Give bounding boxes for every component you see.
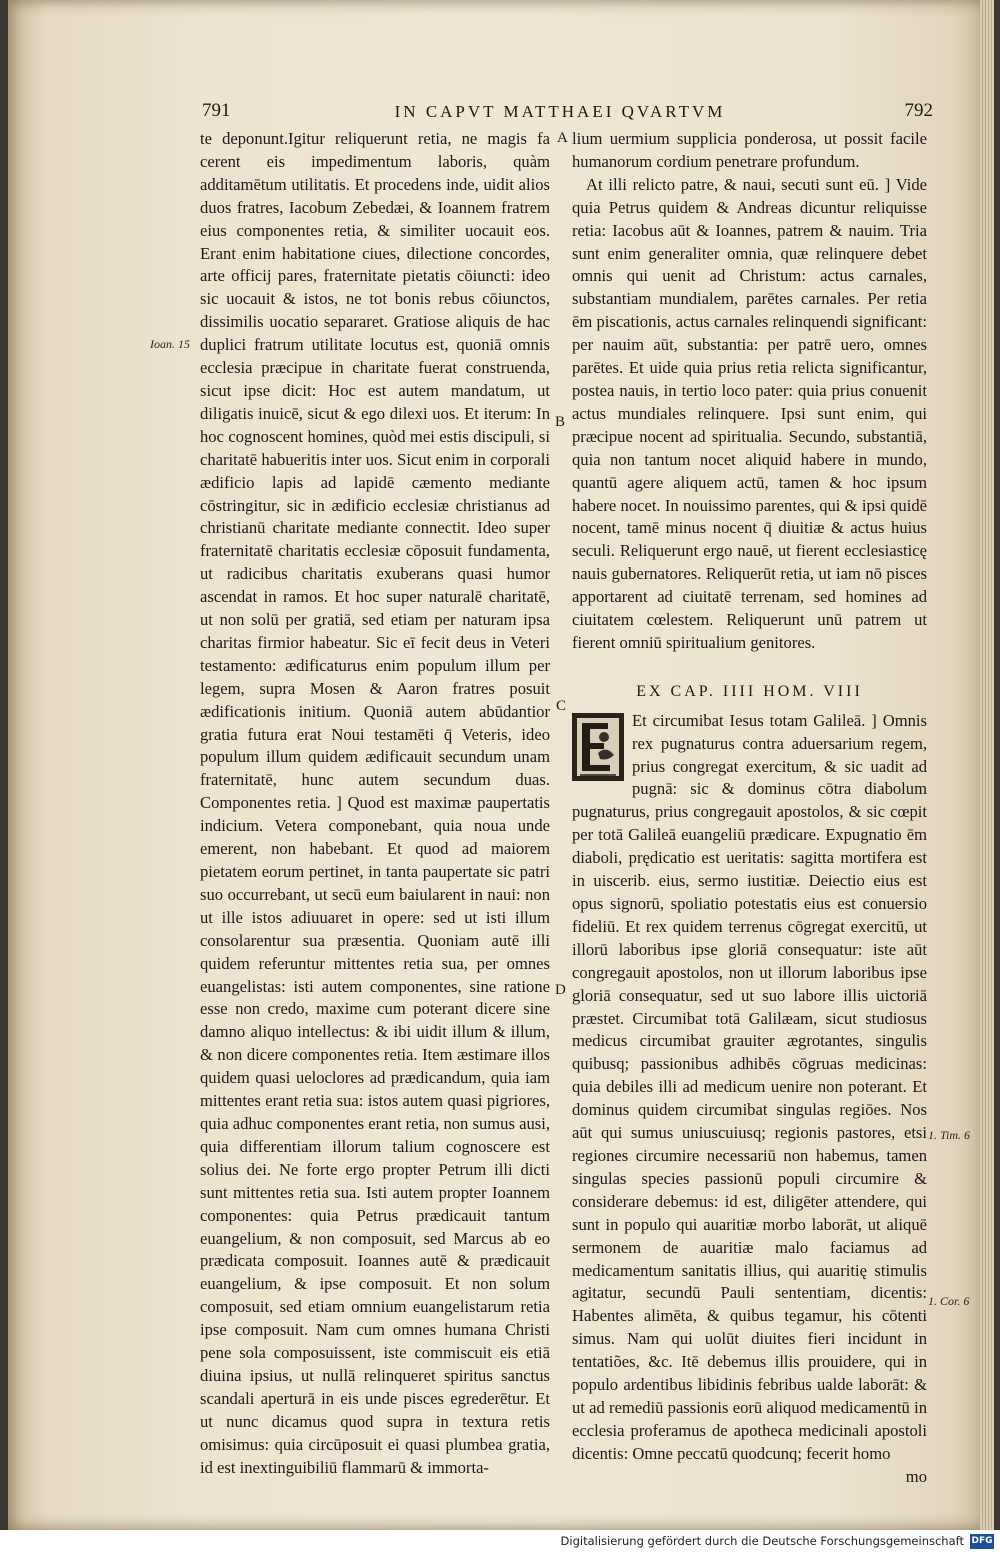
margin-note-timothy: 1. Tim. 6 bbox=[928, 1128, 971, 1142]
catchword: mo bbox=[905, 1466, 927, 1486]
page-edge bbox=[980, 0, 994, 1530]
margin-letter-c: C bbox=[556, 698, 567, 714]
page-number-right: 792 bbox=[904, 100, 933, 121]
left-column bbox=[200, 128, 550, 1479]
footer-bar bbox=[0, 1530, 1000, 1554]
margin-note-corinthians: 1. Cor. 6 bbox=[928, 1294, 970, 1308]
margin-letter-d: D bbox=[555, 982, 566, 998]
margin-note-john: Ioan. 15 bbox=[150, 337, 190, 351]
funding-credit: Digitalisierung gefördert durch die Deutsche Forschungsgemeinschaft bbox=[560, 1534, 964, 1548]
homily-text: Et circumibat Iesus totam Galileā. ] Omnis rex pugnaturus contra aduersarium regem, prius congregat exercitum, & sic uadit ad pugnā: sic & dominus cōtra diabolum pugnaturus, prius congregauit apostolos, & sic cœpit per totā Galileā euangeliū prædicare. Expugnatio ēm diaboli, prędicatio est ueritatis: sagitta mortifera est in uiscerib. eius, sermo iustitiæ. Deiectio eius est opus signorū, spoliatio potestatis eius est conuersio fideliū. Et rex quidem terrenus cōgregat exercitū, ut illorū laboribus ipse gloriā consequatur: iste aūt congregauit apostolos, non ut illorum laboribus ipse gloriā consequatur, sed ut suo labore illis uictoriā præstet. Circumibat totā Galilæam, sicut studiosus medicus circumibat grauiter ægrotantes, singulis quibusq; passionibus adhibēs cōgruas medicinas: quia debiles illi ad medicum uenire non poterant. Et dominus quidem circumibat singulas regiōes. Nos aūt qui sumus uniuscuiusq; regionis pastores, etsi regiones circumire necessariū non habemus, tamen singulas species passionū populi circumire & considerare debemus: id est, diligēter attendere, qui sunt in populo qui auaritiæ morbo laborāt, ut aliquē sermonem de auaritiæ malo faciamus ad medicamentum sanitatis illius, qui auaritię stimulis agitatur, secundū Pauli sententiam, dicentis: Habentes alimēta, & quibus tegamur, his cōtenti simus. Nam qui uolūt diuites fieri incidunt in tentatiões, &c. Itē debemus illis prouidere, qui in populo ardentibus libidinis febribus ualde laborāt: & ut ad remediū passionis eorū aliquod medicamentū in ecclesia proferamus de apotheca medicinali apostoli dicentis: Omne peccatū quodcunq; fecerit homo bbox=[572, 710, 927, 1463]
decorated-initial bbox=[572, 713, 624, 781]
left-column-text: te deponunt.Igitur reliquerunt retia, ne magis fa cerent eis impedimentum laboris, quàm additamētum utilitatis. Et procedens inde, uidit alios duos fratres, Iacobum Zebedæi, & Ioannem fratrem eius componentes retia, & similiter uocauit eos. Erant enim habitatione ciues, dilectione concordes, arte officij pares, fraternitate pietatis cōiuncti: ideo sic uocauit & istos, ne tot bonis rebus cōiunctos, dissimilis uocatio separaret. Gratiose aliquis de hac duplici fratrum utilitate locutus est, quoniā omnis ecclesia præcipue in charitate fuerat construenda, sicut ipse dicit: Hoc est autem mandatum, ut diligatis inuicē, sicut & ego dilexi uos. Et iterum: In hoc cognoscent homines, quòd mei estis discipuli, si charitatē habueritis inter uos. Sicut enim in corporali ædificio lapis ad lapidē cæmento mediante cōstringitur, sic in ædificio ecclesiæ christianus ad christianū charitate mediante connectit. Ideo super fraternitatē charitatis ecclesiæ cōposuit fundamenta, ut radicibus charitatis exuberans quasi humor ascendat in ramos. Et hoc super naturalē charitatē, ut non solū per gratiā, sed etiam per naturam ipsa charitas firmior habeatur. Sic eī fecit deus in Veteri testamento: ædificaturus enim populum illum per legem, supra Mosen & Aaron fratres posuit ædificationis initium. Quoniā autem abūdantior gratia futura erat Noui testamēti q̄ Veteris, ideo populum illum quidem ædificauit secundum unam fraternitatē, hunc autem secundum duas. Componentes retia. ] Quod est maximæ paupertatis indicium. Vetera componebant, quia noua unde emerent, non habebant. Et quod ad maiorem pietatem eorum pertinet, in tanta paupertate sic patri suo occurrebant, ut secū eum baiularent in naui: non ut ille istos adiuuaret in opere: sed ut isti illum consolarentur sua præsentia. Quoniam autē illi quidem referuntur mittentes retia sua, per omnes euangelistas: isti autem componentes, sine ratione esse non credo, maxime cum poterant dicere sine damno aliquo intellectus: & ibi uidit illum & illum, & non dicere componentes retia. Item æstimare illos quidem quasi ueloclores ad prædicandum, quia iam mittentes erant retia sua: istos autem quasi pigriores, quia adhuc componentes erant retia, non sumus ausi, quia differentiam illorum talium cognoscere est solius dei. Ne forte ergo propter Petrum illi dicti sunt mittentes retia sua. Isti autem propter Ioannem componentes: quia Petrus prædicauit tantum euangelium, & non composuit, sed Marcus ab eo prædicata composuit. Ioannes autē & prædicauit euangelium, & ipse composuit. Et non solum composuit, sed etiam omnium euangelistarum retia ipse composuit. Nam cum omnes humana Christi pene sola composuissent, iste commiscuit eis etiā diuina ipsius, ut nullā relinqueret spiritus sanctus scandali aperturā in eis unde pisces egrederētur. Et ut nunc dicamus quod supra in textura retis omisimus: quia circūposuit ei quasi plumbea gratia, id est inextinguibiliū flammarū & immorta- bbox=[200, 129, 550, 1477]
homily-section bbox=[572, 681, 927, 1489]
margin-letter-b: B bbox=[555, 414, 566, 430]
woodcut-initial-icon bbox=[574, 715, 622, 779]
dfg-logo: DFG bbox=[970, 1534, 994, 1549]
running-title: IN CAPVT MATTHAEI QVARTVM bbox=[394, 102, 726, 121]
running-header bbox=[185, 98, 935, 126]
margin-letter-a: A bbox=[557, 130, 568, 146]
section-heading: EX CAP. IIII HOM. VIII bbox=[636, 682, 863, 700]
right-paragraph-1: lium uermium supplicia ponderosa, ut possit facile humanorum cordium penetrare profundum. bbox=[572, 129, 927, 171]
page-number-left: 791 bbox=[202, 100, 231, 121]
right-paragraph-2: At illi relicto patre, & naui, secuti sunt eū. ] Vide quia Petrus quidem & Andreas dicuntur reliquisse retia: Iacobus aūt & Ioannes, patrem & nauim. Tria sunt enim generaliter omnia, quæ relinquere debet omnis qui uenit ad Christum: actus carnales, substantiam mundialem, parētes carnales. Per retia ēm piscationis, actus carnales relinquendi significant: per nauim aūt, substantia: per patrē uero, omnes parētes. Et uide quia prius retia relicta significantur, postea nauis, in tertio loco pater: quia prius conuenit actus mundiales relinquere. Ipsi sunt enim, qui præcipue nocent ad spiritualia. Secundo, substantiā, quia non tantum nocet aliquid habere in mundo, quantū agere aliquem actū, tamen & hoc ipsum habere nocet. In nouissimo parentes, qui & ipsi quidē nocent, tamē minus nocent q̄ diuitiæ & actus huius seculi. Reliquerunt ergo nauē, ut fierent ecclesiasticę nauis gubernatores. Reliquerūt retia, ut iam nō pisces apportarent ad ciuitatē terrenam, sed homines ad ciuitatem cœlestem. Reliquerunt unū patrem ut fierent omniū spiritualium genitores. bbox=[572, 174, 927, 652]
right-column bbox=[572, 128, 927, 1489]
+++
# WHAT IS REQUIRED:
Output every line of the listing above as a numbered list, skipping blank lines and leaving out the pictures.

# REPLY:
1. Give bounding boxes for every component you see.
2. margin-note-timothy: 1. Tim. 6 bbox=[928, 1128, 971, 1142]
3. catchword: mo bbox=[905, 1466, 927, 1486]
4. page-edge bbox=[980, 0, 994, 1530]
5. margin-letter-c: C bbox=[556, 698, 567, 714]
6. page-number-right: 792 bbox=[904, 100, 933, 121]
7. left-column bbox=[200, 128, 550, 1479]
8. footer-bar bbox=[0, 1530, 1000, 1554]
9. margin-note-corinthians: 1. Cor. 6 bbox=[928, 1294, 970, 1308]
10. margin-letter-d: D bbox=[555, 982, 566, 998]
11. margin-note-john: Ioan. 15 bbox=[150, 337, 190, 351]
12. funding-credit: Digitalisierung gefördert durch die Deutsche Forschungsgemeinschaft bbox=[560, 1534, 964, 1548]
13. homily-text: Et circumibat Iesus totam Galileā. ] Omnis rex pugnaturus contra aduersarium regem, prius congregat exercitum, & sic uadit ad pugnā: sic & dominus cōtra diabolum pugnaturus, prius congregauit apostolos, & sic cœpit per totā Galileā euangeliū prædicare. Expugnatio ēm diaboli, prędicatio est ueritatis: sagitta mortifera est in uiscerib. eius, sermo iustitiæ. Deiectio eius est opus signorū, spoliatio potestatis eius est conuersio fideliū. Et rex quidem terrenus cōgregat exercitū, ut illorū laboribus ipse gloriā consequatur: iste aūt congregauit apostolos, non ut illorum laboribus ipse gloriā consequatur, sed ut suo labore illis uictoriā præstet. Circumibat totā Galilæam, sicut studiosus medicus circumibat grauiter ægrotantes, singulis quibusq; passionibus adhibēs cōgruas medicinas: quia debiles illi ad medicum uenire non poterant. Et dominus quidem circumibat singulas regiōes. Nos aūt qui sumus uniuscuiusq; regionis pastores, etsi regiones circumire necessariū non habemus, tamen singulas species passionū populi circumire & considerare debemus: id est, diligēter attendere, qui sunt in populo qui auaritiæ morbo laborāt, ut aliquē sermonem de auaritiæ malo faciamus ad medicamentum sanitatis illius, qui auaritię stimulis agitatur, secundū Pauli sententiam, dicentis: Habentes alimēta, & quibus tegamur, his cōtenti simus. Nam qui uolūt diuites fieri incidunt in tentatiões, &c. Itē debemus illis prouidere, qui in populo ardentibus libidinis febribus ualde laborāt: & ut ad remediū passionis eorū aliquod medicamentū in ecclesia proferamus de apotheca medicinali apostoli dicentis: Omne peccatū quodcunq; fecerit homo bbox=[572, 710, 927, 1463]
14. decorated-initial bbox=[572, 713, 624, 781]
15. left-column-text: te deponunt.Igitur reliquerunt retia, ne magis fa cerent eis impedimentum laboris, quàm additamētum utilitatis. Et procedens inde, uidit alios duos fratres, Iacobum Zebedæi, & Ioannem fratrem eius componentes retia, & similiter uocauit eos. Erant enim habitatione ciues, dilectione concordes, arte officij pares, fraternitate pietatis cōiuncti: ideo sic uocauit & istos, ne tot bonis rebus cōiunctos, dissimilis uocatio separaret. Gratiose aliquis de hac duplici fratrum utilitate locutus est, quoniā omnis ecclesia præcipue in charitate fuerat construenda, sicut ipse dicit: Hoc est autem mandatum, ut diligatis inuicē, sicut & ego dilexi uos. Et iterum: In hoc cognoscent homines, quòd mei estis discipuli, si charitatē habueritis inter uos. Sicut enim in corporali ædificio lapis ad lapidē cæmento mediante cōstringitur, sic in ædificio ecclesiæ christianus ad christianū charitate mediante connectit. Ideo super fraternitatē charitatis ecclesiæ cōposuit fundamenta, ut radicibus charitatis exuberans quasi humor ascendat in ramos. Et hoc super naturalē charitatē, ut non solū per gratiā, sed etiam per naturam ipsa charitas firmior habeatur. Sic eī fecit deus in Veteri testamento: ædificaturus enim populum illum per legem, supra Mosen & Aaron fratres posuit ædificationis initium. Quoniā autem abūdantior gratia futura erat Noui testamēti q̄ Veteris, ideo populum illum quidem ædificauit secundum unam fraternitatē, hunc autem secundum duas. Componentes retia. ] Quod est maximæ paupertatis indicium. Vetera componebant, quia noua unde emerent, non habebant. Et quod ad maiorem pietatem eorum pertinet, in tanta paupertate sic patri suo occurrebant, ut secū eum baiularent in naui: non ut ille istos adiuuaret in opere: sed ut isti illum consolarentur sua præsentia. Quoniam autē illi quidem referuntur mittentes retia sua, per omnes euangelistas: isti autem componentes, sine ratione esse non credo, maxime cum poterant dicere sine damno aliquo intellectus: & ibi uidit illum & illum, & non dicere componentes retia. Item æstimare illos quidem quasi ueloclores ad prædicandum, quia iam mittentes erant retia sua: istos autem quasi pigriores, quia adhuc componentes erant retia, non sumus ausi, quia differentiam illorum talium cognoscere est solius dei. Ne forte ergo propter Petrum illi dicti sunt mittentes retia sua. Isti autem propter Ioannem componentes: quia Petrus prædicauit tantum euangelium, & non composuit, sed Marcus ab eo prædicata composuit. Ioannes autē & prædicauit euangelium, & ipse composuit. Et non solum composuit, sed etiam omnium euangelistarum retia ipse composuit. Nam cum omnes humana Christi pene sola composuissent, iste commiscuit eis etiā diuina ipsius, ut nullā relinqueret spiritus sanctus scandali aperturā in eis unde pisces egrederētur. Et ut nunc dicamus quod supra in textura retis omisimus: quia circūposuit ei quasi plumbea gratia, id est inextinguibiliū flammarū & immorta- bbox=[200, 129, 550, 1477]
16. homily-section bbox=[572, 681, 927, 1489]
17. margin-letter-b: B bbox=[555, 414, 566, 430]
18. woodcut-initial-icon bbox=[574, 715, 622, 779]
19. dfg-logo: DFG bbox=[970, 1534, 994, 1549]
20. running-title: IN CAPVT MATTHAEI QVARTVM bbox=[394, 102, 726, 121]
21. running-header bbox=[185, 98, 935, 126]
22. margin-letter-a: A bbox=[557, 130, 568, 146]
23. section-heading: EX CAP. IIII HOM. VIII bbox=[636, 682, 863, 700]
24. right-paragraph-1: lium uermium supplicia ponderosa, ut possit facile humanorum cordium penetrare profundum. bbox=[572, 129, 927, 171]
25. page-number-left: 791 bbox=[202, 100, 231, 121]
26. right-paragraph-2: At illi relicto patre, & naui, secuti sunt eū. ] Vide quia Petrus quidem & Andreas dicuntur reliquisse retia: Iacobus aūt & Ioannes, patrem & nauim. Tria sunt enim generaliter omnia, quæ relinquere debet omnis qui uenit ad Christum: actus carnales, substantiam mundialem, parētes carnales. Per retia ēm piscationis, actus carnales relinquendi significant: per nauim aūt, substantia: per patrē uero, omnes parētes. Et uide quia prius retia relicta significantur, postea nauis, in tertio loco pater: quia prius conuenit actus mundiales relinquere. Ipsi sunt enim, qui præcipue nocent ad spiritualia. Secundo, substantiā, quia non tantum nocet aliquid habere in mundo, quantū agere aliquem actū, tamen & hoc ipsum habere nocet. In nouissimo parentes, qui & ipsi quidē nocent, tamē minus nocent q̄ diuitiæ & actus huius seculi. Reliquerunt ergo nauē, ut fierent ecclesiasticę nauis gubernatores. Reliquerūt retia, ut iam nō pisces apportarent ad ciuitatē terrenam, sed homines ad ciuitatem cœlestem. Reliquerunt unū patrem ut fierent omniū spiritualium genitores. bbox=[572, 174, 927, 652]
27. right-column bbox=[572, 128, 927, 1489]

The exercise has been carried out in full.